Belge Bölümü:

Görüldüğü gibi; yönetmelikte, makiye ayırma işleminin orman tahdit komisyonları tarafından yapılacağı belirtildikten sonra, yasaya aykırı olarak mahalli Orman İdaresince oluşturulacak komisyonlar tarafından da yapılabileceği öngörülmüştür. Yönetmelikler, yasa ve tüzüklerin uygulama alanını gösterir, yasalardaki düzeni değiştirir, … hükümler getiremez. Hukukun en … ilkelerinden olan hukukun üstünlüğü ilkesi gereğince, hukukun şekli kaynaklarından olan yasalar, Anayasa hükümlerine, yasaların uygulamasında karşılaşılacak sorunların açıklığa kavuşturulması için çıkarılan yönetmelikler de kaynağını bulduğu yasalara aykırı olamaz. Aykırılık durumunda, Türk Ulusu adına yargı yetkisini kullanan mahkemeler Anayasa ve yasaya aykırı olan idari tasarruf niteliğinde olan yönetmeliği uygulayamaz ve yasalara aykırı yönetmelik hükümlerine değer veremez. Hukuk Genel Kurulunun 02.03.2005 gün 2005/11-81-118 K. ve 30.06.1999 gün ve 1999/21 – 892 – 864 sayılı kararları da bu yöndedir.

Sağlanan Malzeme:
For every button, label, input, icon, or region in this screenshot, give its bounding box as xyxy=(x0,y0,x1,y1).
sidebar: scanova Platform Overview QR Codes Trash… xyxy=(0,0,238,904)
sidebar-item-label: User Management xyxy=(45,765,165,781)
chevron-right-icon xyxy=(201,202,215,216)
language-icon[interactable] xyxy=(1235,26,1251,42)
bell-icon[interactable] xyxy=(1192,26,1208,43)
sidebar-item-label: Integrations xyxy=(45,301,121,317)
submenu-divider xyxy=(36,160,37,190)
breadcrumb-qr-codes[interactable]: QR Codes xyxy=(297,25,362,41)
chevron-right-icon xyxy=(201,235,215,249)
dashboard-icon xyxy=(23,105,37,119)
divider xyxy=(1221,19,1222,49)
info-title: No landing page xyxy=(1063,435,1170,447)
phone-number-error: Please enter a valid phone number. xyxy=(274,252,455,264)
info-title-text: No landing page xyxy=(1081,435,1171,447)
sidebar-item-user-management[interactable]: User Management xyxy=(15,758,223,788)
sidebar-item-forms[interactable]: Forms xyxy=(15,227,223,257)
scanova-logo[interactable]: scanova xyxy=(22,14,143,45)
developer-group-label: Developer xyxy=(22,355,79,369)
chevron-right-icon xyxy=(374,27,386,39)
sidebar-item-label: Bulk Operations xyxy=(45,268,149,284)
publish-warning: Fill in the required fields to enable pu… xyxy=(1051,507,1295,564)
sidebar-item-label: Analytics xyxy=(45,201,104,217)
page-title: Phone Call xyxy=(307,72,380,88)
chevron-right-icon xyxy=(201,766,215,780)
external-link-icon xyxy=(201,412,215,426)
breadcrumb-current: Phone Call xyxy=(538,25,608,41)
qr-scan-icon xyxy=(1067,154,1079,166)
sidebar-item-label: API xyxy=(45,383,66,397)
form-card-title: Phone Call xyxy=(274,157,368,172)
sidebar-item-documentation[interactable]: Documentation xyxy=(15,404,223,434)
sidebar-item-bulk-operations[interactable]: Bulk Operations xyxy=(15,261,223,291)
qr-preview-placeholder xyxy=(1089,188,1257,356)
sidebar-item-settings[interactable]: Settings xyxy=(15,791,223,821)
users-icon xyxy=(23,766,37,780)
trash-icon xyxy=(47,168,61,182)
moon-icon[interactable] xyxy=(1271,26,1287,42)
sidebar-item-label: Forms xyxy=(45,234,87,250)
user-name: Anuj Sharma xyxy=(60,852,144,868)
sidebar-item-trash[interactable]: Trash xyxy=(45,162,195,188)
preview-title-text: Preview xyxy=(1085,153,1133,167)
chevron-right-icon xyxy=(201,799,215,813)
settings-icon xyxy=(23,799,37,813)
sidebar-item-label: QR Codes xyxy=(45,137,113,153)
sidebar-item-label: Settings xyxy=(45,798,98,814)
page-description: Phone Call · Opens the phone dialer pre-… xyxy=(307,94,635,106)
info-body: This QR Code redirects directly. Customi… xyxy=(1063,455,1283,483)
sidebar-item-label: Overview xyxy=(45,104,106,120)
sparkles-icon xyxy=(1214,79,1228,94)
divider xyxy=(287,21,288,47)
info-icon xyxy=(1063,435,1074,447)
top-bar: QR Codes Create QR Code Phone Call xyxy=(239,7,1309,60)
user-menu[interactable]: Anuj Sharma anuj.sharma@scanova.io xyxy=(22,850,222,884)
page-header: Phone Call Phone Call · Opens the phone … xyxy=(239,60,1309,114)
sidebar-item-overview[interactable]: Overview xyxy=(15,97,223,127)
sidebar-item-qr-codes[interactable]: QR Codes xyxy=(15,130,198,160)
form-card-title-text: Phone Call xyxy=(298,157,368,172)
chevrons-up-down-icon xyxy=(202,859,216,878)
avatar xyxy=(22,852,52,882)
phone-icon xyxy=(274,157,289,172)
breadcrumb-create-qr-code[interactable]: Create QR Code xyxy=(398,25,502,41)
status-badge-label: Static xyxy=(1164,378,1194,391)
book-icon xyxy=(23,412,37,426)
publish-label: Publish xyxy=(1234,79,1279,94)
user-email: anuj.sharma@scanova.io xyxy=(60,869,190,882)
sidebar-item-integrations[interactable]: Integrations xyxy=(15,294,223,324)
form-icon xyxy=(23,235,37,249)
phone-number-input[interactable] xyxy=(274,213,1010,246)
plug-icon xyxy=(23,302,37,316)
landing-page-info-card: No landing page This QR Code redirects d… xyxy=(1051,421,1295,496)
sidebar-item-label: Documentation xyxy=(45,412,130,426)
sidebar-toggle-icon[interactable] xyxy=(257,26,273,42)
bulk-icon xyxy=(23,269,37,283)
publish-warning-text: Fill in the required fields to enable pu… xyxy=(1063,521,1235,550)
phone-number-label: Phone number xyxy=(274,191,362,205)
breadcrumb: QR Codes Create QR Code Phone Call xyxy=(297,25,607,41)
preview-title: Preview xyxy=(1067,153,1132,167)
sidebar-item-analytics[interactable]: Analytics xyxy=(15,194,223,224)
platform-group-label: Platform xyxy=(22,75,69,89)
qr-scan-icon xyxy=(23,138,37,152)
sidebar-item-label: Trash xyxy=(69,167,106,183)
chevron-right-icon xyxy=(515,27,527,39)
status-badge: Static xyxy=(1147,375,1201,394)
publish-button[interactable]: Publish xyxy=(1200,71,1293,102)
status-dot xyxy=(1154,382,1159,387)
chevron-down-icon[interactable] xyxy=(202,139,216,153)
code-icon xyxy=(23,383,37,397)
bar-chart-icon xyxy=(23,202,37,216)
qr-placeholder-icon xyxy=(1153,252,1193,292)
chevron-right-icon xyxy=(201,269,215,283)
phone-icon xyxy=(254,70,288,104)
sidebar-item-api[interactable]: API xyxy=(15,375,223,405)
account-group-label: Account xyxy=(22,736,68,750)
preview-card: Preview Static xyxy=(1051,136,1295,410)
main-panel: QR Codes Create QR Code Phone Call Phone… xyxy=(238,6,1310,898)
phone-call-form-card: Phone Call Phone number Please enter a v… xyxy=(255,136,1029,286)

Verilen Görev:
Belge bölümüne göre şu soruları yanıtlayın:
1. Yönetmelikte makiye ayırma işleminin hangi komisyonlar tarafından yapılacağı belirtilmiştir?
2. Mahkemeler Türk Ulusu adına hangi yetkiyi kullanır?
3. Hukuk Genel Kurulunun 30.06.1999 günlü kararının sayısı nedir?
Liste, belge bölümünden ayrı bir malzemedir.

Yazılı Yanıt:
1. Orman tahdit komisyonları tarafından.
2. Yargı yetkisini.
3. 1999/21 – 892 – 864.